The task:
Locate each line of the material that contains "text", then return it.

Dataset:

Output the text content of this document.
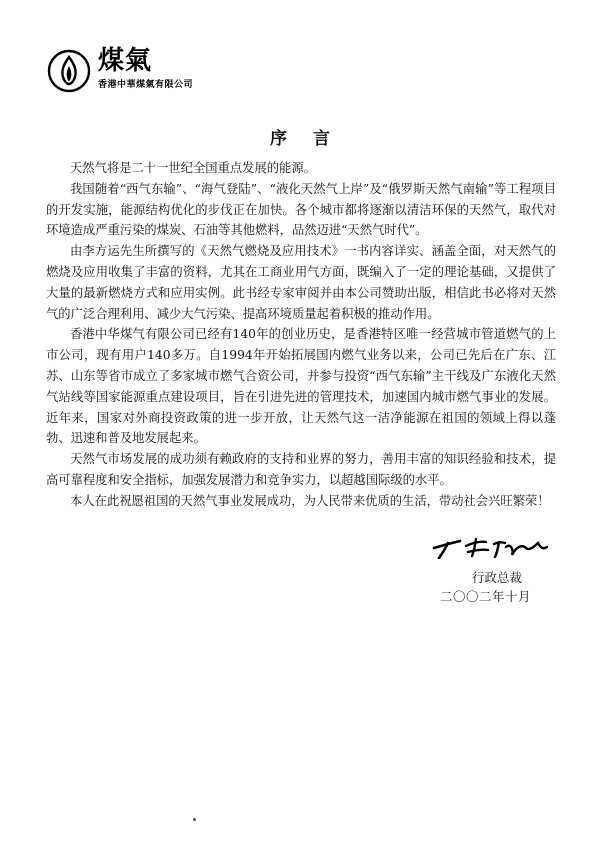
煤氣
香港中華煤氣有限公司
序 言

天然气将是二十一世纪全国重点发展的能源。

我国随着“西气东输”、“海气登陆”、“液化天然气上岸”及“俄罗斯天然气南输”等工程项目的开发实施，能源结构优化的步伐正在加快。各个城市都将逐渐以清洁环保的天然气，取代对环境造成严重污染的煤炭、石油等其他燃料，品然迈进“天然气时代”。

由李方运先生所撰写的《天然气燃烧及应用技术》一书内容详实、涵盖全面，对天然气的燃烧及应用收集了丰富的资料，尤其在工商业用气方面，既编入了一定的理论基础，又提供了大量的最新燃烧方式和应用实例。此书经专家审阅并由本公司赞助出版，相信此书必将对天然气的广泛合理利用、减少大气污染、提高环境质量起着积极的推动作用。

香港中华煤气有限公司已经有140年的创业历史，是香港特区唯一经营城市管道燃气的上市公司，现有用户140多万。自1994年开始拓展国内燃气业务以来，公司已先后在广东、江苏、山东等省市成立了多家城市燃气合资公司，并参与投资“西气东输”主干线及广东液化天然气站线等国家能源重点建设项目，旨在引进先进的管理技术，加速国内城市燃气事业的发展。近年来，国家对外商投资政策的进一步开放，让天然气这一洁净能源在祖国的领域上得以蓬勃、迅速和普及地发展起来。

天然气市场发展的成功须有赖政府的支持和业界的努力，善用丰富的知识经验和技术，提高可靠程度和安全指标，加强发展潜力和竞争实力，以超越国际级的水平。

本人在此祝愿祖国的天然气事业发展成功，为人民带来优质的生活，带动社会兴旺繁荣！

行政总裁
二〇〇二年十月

==

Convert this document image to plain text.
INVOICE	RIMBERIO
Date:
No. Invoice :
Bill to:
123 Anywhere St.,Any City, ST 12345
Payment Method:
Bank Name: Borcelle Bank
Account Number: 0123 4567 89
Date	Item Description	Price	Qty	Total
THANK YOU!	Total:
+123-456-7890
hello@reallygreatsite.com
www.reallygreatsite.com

Exercise output:
Output the text content of this document.
Convert this document image to plain text.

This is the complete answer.